Copy out all lines in the data below containing the string "Trésorerie".

Data listing
========

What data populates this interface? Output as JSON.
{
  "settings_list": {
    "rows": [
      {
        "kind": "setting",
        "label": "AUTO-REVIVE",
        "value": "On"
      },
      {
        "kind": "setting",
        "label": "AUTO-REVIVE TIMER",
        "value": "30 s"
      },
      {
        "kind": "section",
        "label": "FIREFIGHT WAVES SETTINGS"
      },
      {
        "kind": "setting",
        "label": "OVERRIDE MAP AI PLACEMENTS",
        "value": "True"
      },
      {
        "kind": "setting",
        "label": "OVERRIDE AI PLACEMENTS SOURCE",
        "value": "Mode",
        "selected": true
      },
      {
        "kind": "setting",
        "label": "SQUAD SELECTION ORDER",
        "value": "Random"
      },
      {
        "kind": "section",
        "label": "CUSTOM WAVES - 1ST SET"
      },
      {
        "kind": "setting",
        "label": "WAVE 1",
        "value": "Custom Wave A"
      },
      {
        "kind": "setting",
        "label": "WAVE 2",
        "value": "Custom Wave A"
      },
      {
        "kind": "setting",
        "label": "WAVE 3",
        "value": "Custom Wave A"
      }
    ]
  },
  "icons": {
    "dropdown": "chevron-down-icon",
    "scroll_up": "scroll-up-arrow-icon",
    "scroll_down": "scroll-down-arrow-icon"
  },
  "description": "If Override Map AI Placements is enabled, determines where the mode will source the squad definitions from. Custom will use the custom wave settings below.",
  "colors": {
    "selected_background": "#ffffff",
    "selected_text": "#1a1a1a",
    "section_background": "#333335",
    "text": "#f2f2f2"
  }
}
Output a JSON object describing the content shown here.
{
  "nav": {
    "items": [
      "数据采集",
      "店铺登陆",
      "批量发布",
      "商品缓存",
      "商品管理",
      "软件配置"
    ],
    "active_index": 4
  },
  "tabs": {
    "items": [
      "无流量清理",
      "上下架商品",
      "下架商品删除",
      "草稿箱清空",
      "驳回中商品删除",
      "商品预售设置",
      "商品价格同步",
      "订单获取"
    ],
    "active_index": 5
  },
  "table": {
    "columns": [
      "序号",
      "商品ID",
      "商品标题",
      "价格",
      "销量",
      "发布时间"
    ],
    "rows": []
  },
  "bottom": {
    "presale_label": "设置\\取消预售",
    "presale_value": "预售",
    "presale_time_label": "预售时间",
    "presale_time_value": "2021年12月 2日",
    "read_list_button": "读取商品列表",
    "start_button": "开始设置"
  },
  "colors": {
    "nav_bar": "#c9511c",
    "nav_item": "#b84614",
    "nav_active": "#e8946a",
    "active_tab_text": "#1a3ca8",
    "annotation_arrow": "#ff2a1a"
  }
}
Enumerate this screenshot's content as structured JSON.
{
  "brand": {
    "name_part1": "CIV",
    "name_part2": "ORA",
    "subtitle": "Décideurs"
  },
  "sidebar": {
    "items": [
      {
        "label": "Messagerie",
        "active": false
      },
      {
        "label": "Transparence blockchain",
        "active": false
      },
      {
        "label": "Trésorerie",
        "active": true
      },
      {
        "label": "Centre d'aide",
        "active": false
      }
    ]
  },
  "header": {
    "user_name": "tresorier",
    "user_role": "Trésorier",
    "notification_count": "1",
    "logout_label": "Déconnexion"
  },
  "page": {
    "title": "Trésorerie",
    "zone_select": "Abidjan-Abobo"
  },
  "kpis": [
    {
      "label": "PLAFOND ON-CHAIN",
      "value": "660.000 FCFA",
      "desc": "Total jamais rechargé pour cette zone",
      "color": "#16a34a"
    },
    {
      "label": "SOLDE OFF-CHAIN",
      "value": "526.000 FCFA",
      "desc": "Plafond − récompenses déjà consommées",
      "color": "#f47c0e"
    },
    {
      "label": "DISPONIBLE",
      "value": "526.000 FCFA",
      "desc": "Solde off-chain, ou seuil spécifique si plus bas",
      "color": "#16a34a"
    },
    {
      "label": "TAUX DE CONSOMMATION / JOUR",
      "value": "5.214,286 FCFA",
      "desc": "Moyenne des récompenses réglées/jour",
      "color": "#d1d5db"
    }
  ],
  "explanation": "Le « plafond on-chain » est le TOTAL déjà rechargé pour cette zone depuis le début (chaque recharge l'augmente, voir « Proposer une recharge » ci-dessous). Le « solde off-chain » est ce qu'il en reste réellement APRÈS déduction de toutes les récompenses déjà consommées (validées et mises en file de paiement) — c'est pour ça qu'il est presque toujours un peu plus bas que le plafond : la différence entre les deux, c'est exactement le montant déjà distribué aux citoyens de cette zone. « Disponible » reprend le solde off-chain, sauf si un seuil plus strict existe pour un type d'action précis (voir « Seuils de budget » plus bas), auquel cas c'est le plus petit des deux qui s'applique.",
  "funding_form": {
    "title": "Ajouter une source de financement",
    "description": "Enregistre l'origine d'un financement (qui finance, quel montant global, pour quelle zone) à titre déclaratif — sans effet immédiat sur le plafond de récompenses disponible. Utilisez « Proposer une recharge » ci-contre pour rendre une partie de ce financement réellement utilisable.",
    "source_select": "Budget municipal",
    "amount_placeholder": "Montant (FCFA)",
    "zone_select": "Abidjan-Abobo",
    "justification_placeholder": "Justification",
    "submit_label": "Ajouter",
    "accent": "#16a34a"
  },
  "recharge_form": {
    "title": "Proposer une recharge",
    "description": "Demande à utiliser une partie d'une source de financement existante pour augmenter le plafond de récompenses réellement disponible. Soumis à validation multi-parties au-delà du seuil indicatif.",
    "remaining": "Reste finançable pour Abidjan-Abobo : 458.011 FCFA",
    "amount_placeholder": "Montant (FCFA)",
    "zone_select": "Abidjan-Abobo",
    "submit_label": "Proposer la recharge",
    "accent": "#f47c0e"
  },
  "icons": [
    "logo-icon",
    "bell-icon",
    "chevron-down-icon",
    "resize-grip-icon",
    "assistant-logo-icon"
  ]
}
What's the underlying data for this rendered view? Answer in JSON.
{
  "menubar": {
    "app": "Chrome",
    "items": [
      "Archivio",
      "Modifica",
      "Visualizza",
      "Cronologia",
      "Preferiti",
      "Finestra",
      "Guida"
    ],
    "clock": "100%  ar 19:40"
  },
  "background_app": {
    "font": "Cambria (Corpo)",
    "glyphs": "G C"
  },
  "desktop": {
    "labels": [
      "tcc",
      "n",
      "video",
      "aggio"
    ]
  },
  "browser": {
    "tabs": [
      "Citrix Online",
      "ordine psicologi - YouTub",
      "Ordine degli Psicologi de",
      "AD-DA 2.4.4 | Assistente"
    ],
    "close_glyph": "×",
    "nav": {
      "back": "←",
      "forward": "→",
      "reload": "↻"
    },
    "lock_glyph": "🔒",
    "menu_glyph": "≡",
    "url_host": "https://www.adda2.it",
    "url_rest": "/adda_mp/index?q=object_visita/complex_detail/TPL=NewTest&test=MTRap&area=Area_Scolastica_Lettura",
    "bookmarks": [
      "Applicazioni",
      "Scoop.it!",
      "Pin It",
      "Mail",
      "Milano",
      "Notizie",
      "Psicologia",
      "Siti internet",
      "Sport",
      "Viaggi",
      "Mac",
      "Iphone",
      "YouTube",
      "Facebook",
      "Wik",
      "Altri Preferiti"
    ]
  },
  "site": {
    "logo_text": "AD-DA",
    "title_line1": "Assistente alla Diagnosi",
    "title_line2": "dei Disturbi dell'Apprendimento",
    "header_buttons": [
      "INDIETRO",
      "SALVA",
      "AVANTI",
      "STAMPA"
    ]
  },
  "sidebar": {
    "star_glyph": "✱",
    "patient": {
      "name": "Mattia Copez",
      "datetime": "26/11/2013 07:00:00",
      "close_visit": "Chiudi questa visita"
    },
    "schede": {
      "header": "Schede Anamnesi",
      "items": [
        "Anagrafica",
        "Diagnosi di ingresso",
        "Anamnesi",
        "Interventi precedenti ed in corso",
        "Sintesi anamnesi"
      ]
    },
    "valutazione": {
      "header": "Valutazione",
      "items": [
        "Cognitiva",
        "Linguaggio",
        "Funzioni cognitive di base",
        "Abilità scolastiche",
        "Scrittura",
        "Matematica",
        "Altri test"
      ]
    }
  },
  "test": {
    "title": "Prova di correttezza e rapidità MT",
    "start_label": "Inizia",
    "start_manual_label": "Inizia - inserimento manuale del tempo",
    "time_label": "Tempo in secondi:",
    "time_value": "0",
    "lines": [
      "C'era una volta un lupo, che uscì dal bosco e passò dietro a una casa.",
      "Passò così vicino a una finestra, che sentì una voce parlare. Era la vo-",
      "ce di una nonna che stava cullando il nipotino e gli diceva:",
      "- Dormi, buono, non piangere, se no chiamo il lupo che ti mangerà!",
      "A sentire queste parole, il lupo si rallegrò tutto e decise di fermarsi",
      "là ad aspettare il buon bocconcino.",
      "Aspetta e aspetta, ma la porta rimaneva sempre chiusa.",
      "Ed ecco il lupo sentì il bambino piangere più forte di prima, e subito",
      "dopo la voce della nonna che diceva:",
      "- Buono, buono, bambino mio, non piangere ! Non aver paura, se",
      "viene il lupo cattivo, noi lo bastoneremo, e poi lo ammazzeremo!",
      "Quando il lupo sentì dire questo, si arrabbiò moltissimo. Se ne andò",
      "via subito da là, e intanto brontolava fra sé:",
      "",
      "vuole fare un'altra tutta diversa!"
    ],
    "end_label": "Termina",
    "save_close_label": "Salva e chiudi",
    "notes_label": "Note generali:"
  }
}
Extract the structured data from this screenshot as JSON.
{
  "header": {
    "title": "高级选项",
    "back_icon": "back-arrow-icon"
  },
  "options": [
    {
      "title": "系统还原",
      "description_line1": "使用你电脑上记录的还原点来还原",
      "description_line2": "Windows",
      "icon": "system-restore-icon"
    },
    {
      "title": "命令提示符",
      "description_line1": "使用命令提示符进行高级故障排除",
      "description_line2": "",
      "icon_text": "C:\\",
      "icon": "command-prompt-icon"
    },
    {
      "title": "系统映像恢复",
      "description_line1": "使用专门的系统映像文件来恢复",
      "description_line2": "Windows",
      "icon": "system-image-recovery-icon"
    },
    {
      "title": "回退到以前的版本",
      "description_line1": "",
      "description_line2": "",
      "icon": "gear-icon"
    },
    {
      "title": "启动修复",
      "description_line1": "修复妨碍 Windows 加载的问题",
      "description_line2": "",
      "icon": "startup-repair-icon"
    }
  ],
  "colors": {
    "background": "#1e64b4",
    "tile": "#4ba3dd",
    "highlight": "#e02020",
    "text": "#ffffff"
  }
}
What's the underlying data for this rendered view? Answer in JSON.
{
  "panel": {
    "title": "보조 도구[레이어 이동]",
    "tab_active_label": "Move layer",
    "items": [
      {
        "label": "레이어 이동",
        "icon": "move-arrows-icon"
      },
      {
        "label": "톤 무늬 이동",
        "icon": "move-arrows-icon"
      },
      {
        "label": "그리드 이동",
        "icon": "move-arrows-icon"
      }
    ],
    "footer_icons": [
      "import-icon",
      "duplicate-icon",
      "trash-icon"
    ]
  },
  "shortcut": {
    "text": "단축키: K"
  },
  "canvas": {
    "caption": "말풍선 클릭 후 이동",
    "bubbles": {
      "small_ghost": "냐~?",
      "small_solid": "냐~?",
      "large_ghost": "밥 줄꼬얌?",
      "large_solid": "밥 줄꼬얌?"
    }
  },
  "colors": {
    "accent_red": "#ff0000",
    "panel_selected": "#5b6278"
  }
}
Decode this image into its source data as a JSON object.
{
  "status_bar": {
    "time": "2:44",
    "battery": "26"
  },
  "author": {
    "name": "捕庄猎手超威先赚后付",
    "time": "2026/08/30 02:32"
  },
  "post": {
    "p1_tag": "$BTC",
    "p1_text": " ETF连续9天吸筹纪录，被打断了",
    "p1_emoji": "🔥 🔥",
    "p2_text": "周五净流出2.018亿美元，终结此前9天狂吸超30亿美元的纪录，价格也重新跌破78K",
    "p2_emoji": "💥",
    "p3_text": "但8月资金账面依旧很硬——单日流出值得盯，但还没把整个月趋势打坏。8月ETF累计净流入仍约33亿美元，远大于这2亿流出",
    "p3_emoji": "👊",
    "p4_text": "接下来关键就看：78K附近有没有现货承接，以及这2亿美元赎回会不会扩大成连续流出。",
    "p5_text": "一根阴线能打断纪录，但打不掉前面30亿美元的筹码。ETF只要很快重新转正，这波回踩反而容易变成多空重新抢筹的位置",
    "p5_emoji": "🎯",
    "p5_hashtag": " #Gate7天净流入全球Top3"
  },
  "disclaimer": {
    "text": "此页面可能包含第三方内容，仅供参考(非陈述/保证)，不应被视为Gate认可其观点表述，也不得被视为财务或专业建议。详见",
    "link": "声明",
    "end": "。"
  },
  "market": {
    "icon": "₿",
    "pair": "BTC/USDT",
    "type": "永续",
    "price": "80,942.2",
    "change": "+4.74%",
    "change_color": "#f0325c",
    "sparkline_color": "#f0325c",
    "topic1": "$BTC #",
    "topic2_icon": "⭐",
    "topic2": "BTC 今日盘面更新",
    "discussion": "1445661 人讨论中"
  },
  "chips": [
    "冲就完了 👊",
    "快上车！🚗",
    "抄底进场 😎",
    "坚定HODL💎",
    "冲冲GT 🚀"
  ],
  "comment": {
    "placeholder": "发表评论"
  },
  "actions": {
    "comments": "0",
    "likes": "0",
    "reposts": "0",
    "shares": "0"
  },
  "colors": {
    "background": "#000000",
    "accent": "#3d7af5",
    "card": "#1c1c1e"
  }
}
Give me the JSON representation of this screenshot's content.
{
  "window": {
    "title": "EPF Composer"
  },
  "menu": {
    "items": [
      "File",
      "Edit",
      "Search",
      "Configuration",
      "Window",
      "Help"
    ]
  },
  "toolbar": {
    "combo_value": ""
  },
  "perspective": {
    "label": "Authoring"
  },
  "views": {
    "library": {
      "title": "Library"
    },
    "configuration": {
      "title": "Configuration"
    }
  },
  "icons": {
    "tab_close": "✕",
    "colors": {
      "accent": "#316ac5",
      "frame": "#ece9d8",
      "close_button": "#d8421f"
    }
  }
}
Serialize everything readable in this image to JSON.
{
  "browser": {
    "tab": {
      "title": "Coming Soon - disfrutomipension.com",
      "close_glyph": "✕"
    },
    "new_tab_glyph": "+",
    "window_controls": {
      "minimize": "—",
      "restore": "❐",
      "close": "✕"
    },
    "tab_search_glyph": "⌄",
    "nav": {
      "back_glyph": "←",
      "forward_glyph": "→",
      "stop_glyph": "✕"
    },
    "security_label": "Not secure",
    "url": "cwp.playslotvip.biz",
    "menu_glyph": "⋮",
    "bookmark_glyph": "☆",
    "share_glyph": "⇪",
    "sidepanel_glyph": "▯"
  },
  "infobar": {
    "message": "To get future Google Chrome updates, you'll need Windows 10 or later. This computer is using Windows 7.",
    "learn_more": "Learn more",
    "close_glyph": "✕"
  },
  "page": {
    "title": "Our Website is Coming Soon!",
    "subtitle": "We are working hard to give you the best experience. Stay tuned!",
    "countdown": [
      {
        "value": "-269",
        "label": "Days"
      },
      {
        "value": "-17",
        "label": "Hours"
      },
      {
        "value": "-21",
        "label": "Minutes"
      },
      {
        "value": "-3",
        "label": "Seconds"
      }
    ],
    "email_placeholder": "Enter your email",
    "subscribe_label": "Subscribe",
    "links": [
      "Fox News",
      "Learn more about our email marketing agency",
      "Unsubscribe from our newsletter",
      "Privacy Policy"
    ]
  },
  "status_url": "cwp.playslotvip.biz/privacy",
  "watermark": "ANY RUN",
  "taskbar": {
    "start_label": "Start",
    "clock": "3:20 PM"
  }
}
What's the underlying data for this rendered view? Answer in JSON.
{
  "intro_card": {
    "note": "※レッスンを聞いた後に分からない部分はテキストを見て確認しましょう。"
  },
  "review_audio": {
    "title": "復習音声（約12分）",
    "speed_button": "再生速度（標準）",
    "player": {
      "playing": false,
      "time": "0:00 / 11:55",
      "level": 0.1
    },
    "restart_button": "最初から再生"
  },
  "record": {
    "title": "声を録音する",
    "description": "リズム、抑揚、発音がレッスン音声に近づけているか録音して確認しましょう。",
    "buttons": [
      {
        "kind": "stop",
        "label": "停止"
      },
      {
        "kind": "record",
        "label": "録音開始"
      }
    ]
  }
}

========

(Written solution)
        "label": "Trésorerie",
    "title": "Trésorerie",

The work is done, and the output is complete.